MATERIAL FOR THIS EXERCISE:
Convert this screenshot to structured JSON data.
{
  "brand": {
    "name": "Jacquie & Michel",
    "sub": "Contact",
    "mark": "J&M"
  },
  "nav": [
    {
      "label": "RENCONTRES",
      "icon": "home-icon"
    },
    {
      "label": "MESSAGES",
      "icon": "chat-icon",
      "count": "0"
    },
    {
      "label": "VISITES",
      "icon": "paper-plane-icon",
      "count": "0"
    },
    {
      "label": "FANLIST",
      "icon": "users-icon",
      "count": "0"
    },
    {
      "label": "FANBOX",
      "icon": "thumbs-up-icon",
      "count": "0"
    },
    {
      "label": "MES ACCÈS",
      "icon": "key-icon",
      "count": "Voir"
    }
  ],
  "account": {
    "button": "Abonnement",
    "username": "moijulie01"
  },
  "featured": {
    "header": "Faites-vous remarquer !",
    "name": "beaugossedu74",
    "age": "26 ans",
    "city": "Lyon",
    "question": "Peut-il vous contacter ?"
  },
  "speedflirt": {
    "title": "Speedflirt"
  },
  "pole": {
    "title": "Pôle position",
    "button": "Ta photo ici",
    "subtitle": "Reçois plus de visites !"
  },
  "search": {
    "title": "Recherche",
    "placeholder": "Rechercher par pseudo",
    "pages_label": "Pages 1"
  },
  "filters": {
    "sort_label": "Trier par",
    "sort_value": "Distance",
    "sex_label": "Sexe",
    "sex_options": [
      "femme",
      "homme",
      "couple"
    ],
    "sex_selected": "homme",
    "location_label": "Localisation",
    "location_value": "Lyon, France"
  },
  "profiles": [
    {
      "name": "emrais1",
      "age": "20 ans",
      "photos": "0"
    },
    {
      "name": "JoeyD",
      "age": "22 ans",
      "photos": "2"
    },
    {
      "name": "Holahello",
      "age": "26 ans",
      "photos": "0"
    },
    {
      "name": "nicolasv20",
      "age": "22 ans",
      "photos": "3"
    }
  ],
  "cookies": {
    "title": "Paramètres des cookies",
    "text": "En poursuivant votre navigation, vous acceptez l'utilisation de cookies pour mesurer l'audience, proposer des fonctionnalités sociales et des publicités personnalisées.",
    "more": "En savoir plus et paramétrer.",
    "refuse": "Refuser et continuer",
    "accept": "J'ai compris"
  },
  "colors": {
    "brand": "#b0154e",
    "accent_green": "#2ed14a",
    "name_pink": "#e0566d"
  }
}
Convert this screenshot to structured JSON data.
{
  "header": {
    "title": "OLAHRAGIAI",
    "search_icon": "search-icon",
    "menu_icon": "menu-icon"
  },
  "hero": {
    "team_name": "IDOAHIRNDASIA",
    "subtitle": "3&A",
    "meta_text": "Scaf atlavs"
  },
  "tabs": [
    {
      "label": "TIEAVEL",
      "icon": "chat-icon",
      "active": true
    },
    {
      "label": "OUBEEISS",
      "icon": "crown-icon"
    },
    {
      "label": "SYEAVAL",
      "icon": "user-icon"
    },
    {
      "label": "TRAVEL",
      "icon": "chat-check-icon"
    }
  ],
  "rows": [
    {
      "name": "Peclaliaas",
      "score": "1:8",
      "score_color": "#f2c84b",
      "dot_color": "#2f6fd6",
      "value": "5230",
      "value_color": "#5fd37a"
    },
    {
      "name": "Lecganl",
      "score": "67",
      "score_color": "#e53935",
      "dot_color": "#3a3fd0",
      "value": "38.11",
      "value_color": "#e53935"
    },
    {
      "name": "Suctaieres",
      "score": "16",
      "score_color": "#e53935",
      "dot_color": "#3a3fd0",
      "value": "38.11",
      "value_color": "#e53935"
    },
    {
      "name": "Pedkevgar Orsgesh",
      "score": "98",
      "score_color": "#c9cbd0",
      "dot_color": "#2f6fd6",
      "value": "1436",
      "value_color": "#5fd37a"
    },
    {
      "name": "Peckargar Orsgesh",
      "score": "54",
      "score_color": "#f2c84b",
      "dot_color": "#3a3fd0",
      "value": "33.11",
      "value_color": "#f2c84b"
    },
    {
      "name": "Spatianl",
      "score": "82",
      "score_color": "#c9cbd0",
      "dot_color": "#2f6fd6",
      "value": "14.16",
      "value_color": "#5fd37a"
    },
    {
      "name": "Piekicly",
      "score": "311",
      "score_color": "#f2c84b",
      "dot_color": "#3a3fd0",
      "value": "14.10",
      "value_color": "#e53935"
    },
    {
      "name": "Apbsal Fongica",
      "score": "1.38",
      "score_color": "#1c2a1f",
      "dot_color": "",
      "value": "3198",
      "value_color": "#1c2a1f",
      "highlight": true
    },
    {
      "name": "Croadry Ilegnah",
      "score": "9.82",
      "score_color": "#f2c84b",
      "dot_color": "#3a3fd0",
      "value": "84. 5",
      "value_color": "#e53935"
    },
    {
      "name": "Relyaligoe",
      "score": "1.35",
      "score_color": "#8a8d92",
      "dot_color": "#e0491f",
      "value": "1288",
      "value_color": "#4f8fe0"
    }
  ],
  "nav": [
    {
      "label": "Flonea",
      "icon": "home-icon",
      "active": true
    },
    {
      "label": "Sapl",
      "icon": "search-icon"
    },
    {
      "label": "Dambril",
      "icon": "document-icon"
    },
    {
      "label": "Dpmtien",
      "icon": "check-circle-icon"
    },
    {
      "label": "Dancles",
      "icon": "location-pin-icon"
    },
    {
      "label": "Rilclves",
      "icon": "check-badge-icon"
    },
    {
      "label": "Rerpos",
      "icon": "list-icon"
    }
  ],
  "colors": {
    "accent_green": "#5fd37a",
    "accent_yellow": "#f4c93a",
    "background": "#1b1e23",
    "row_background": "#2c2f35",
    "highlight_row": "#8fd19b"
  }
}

AIM OF THE TASK: Copy all of the data exactly.

COMPLETE ANSWER:
Convert this screenshot to structured JSON data.
{
  "brand": {
    "name": "Jacquie & Michel",
    "sub": "Contact",
    "mark": "J&M"
  },
  "nav": [
    {
      "label": "RENCONTRES",
      "icon": "home-icon"
    },
    {
      "label": "MESSAGES",
      "icon": "chat-icon",
      "count": "0"
    },
    {
      "label": "VISITES",
      "icon": "paper-plane-icon",
      "count": "0"
    },
    {
      "label": "FANLIST",
      "icon": "users-icon",
      "count": "0"
    },
    {
      "label": "FANBOX",
      "icon": "thumbs-up-icon",
      "count": "0"
    },
    {
      "label": "MES ACCÈS",
      "icon": "key-icon",
      "count": "Voir"
    }
  ],
  "account": {
    "button": "Abonnement",
    "username": "moijulie01"
  },
  "featured": {
    "header": "Faites-vous remarquer !",
    "name": "beaugossedu74",
    "age": "26 ans",
    "city": "Lyon",
    "question": "Peut-il vous contacter ?"
  },
  "speedflirt": {
    "title": "Speedflirt"
  },
  "pole": {
    "title": "Pôle position",
    "button": "Ta photo ici",
    "subtitle": "Reçois plus de visites !"
  },
  "search": {
    "title": "Recherche",
    "placeholder": "Rechercher par pseudo",
    "pages_label": "Pages 1"
  },
  "filters": {
    "sort_label": "Trier par",
    "sort_value": "Distance",
    "sex_label": "Sexe",
    "sex_options": [
      "femme",
      "homme",
      "couple"
    ],
    "sex_selected": "homme",
    "location_label": "Localisation",
    "location_value": "Lyon, France"
  },
  "profiles": [
    {
      "name": "emrais1",
      "age": "20 ans",
      "photos": "0"
    },
    {
      "name": "JoeyD",
      "age": "22 ans",
      "photos": "2"
    },
    {
      "name": "Holahello",
      "age": "26 ans",
      "photos": "0"
    },
    {
      "name": "nicolasv20",
      "age": "22 ans",
      "photos": "3"
    }
  ],
  "cookies": {
    "title": "Paramètres des cookies",
    "text": "En poursuivant votre navigation, vous acceptez l'utilisation de cookies pour mesurer l'audience, proposer des fonctionnalités sociales et des publicités personnalisées.",
    "more": "En savoir plus et paramétrer.",
    "refuse": "Refuser et continuer",
    "accept": "J'ai compris"
  },
  "colors": {
    "brand": "#b0154e",
    "accent_green": "#2ed14a",
    "name_pink": "#e0566d"
  }
}
Convert this screenshot to structured JSON data.
{
  "header": {
    "title": "OLAHRAGIAI",
    "search_icon": "search-icon",
    "menu_icon": "menu-icon"
  },
  "hero": {
    "team_name": "IDOAHIRNDASIA",
    "subtitle": "3&A",
    "meta_text": "Scaf atlavs"
  },
  "tabs": [
    {
      "label": "TIEAVEL",
      "icon": "chat-icon",
      "active": true
    },
    {
      "label": "OUBEEISS",
      "icon": "crown-icon"
    },
    {
      "label": "SYEAVAL",
      "icon": "user-icon"
    },
    {
      "label": "TRAVEL",
      "icon": "chat-check-icon"
    }
  ],
  "rows": [
    {
      "name": "Peclaliaas",
      "score": "1:8",
      "score_color": "#f2c84b",
      "dot_color": "#2f6fd6",
      "value": "5230",
      "value_color": "#5fd37a"
    },
    {
      "name": "Lecganl",
      "score": "67",
      "score_color": "#e53935",
      "dot_color": "#3a3fd0",
      "value": "38.11",
      "value_color": "#e53935"
    },
    {
      "name": "Suctaieres",
      "score": "16",
      "score_color": "#e53935",
      "dot_color": "#3a3fd0",
      "value": "38.11",
      "value_color": "#e53935"
    },
    {
      "name": "Pedkevgar Orsgesh",
      "score": "98",
      "score_color": "#c9cbd0",
      "dot_color": "#2f6fd6",
      "value": "1436",
      "value_color": "#5fd37a"
    },
    {
      "name": "Peckargar Orsgesh",
      "score": "54",
      "score_color": "#f2c84b",
      "dot_color": "#3a3fd0",
      "value": "33.11",
      "value_color": "#f2c84b"
    },
    {
      "name": "Spatianl",
      "score": "82",
      "score_color": "#c9cbd0",
      "dot_color": "#2f6fd6",
      "value": "14.16",
      "value_color": "#5fd37a"
    },
    {
      "name": "Piekicly",
      "score": "311",
      "score_color": "#f2c84b",
      "dot_color": "#3a3fd0",
      "value": "14.10",
      "value_color": "#e53935"
    },
    {
      "name": "Apbsal Fongica",
      "score": "1.38",
      "score_color": "#1c2a1f",
      "dot_color": "",
      "value": "3198",
      "value_color": "#1c2a1f",
      "highlight": true
    },
    {
      "name": "Croadry Ilegnah",
      "score": "9.82",
      "score_color": "#f2c84b",
      "dot_color": "#3a3fd0",
      "value": "84. 5",
      "value_color": "#e53935"
    },
    {
      "name": "Relyaligoe",
      "score": "1.35",
      "score_color": "#8a8d92",
      "dot_color": "#e0491f",
      "value": "1288",
      "value_color": "#4f8fe0"
    }
  ],
  "nav": [
    {
      "label": "Flonea",
      "icon": "home-icon",
      "active": true
    },
    {
      "label": "Sapl",
      "icon": "search-icon"
    },
    {
      "label": "Dambril",
      "icon": "document-icon"
    },
    {
      "label": "Dpmtien",
      "icon": "check-circle-icon"
    },
    {
      "label": "Dancles",
      "icon": "location-pin-icon"
    },
    {
      "label": "Rilclves",
      "icon": "check-badge-icon"
    },
    {
      "label": "Rerpos",
      "icon": "list-icon"
    }
  ],
  "colors": {
    "accent_green": "#5fd37a",
    "accent_yellow": "#f4c93a",
    "background": "#1b1e23",
    "row_background": "#2c2f35",
    "highlight_row": "#8fd19b"
  }
}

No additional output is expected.